→ Task data

>>>

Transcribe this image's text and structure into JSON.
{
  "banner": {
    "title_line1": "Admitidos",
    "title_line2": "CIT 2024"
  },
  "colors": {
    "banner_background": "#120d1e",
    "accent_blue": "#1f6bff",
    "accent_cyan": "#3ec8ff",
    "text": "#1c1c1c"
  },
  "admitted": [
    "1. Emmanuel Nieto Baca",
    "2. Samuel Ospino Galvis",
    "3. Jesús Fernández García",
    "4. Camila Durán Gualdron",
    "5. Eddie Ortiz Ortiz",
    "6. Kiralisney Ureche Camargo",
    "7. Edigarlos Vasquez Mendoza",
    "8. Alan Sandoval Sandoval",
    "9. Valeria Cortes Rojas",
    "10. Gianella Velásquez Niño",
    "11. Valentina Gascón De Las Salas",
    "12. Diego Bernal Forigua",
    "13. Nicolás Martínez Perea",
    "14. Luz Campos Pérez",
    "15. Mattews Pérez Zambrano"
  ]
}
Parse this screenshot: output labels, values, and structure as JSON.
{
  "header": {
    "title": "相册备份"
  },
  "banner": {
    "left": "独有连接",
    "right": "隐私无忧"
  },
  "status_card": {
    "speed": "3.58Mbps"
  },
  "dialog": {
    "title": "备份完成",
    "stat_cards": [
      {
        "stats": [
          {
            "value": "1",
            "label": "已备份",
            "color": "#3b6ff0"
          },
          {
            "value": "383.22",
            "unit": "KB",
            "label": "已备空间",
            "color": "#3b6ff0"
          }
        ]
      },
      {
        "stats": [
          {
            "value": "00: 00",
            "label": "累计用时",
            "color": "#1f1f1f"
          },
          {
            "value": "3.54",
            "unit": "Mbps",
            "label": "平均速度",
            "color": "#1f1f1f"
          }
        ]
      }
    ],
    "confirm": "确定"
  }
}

<<<

→ Short problem
Beginning at the line that contains "Parse this screenshot: output", retype each line of the listing up to and including the last one, exactly as it stands, and nothing else.

→ Task result
Parse this screenshot: output labels, values, and structure as JSON.
{
  "header": {
    "title": "相册备份"
  },
  "banner": {
    "left": "独有连接",
    "right": "隐私无忧"
  },
  "status_card": {
    "speed": "3.58Mbps"
  },
  "dialog": {
    "title": "备份完成",
    "stat_cards": [
      {
        "stats": [
          {
            "value": "1",
            "label": "已备份",
            "color": "#3b6ff0"
          },
          {
            "value": "383.22",
            "unit": "KB",
            "label": "已备空间",
            "color": "#3b6ff0"
          }
        ]
      },
      {
        "stats": [
          {
            "value": "00: 00",
            "label": "累计用时",
            "color": "#1f1f1f"
          },
          {
            "value": "3.54",
            "unit": "Mbps",
            "label": "平均速度",
            "color": "#1f1f1f"
          }
        ]
      }
    ],
    "confirm": "确定"
  }
}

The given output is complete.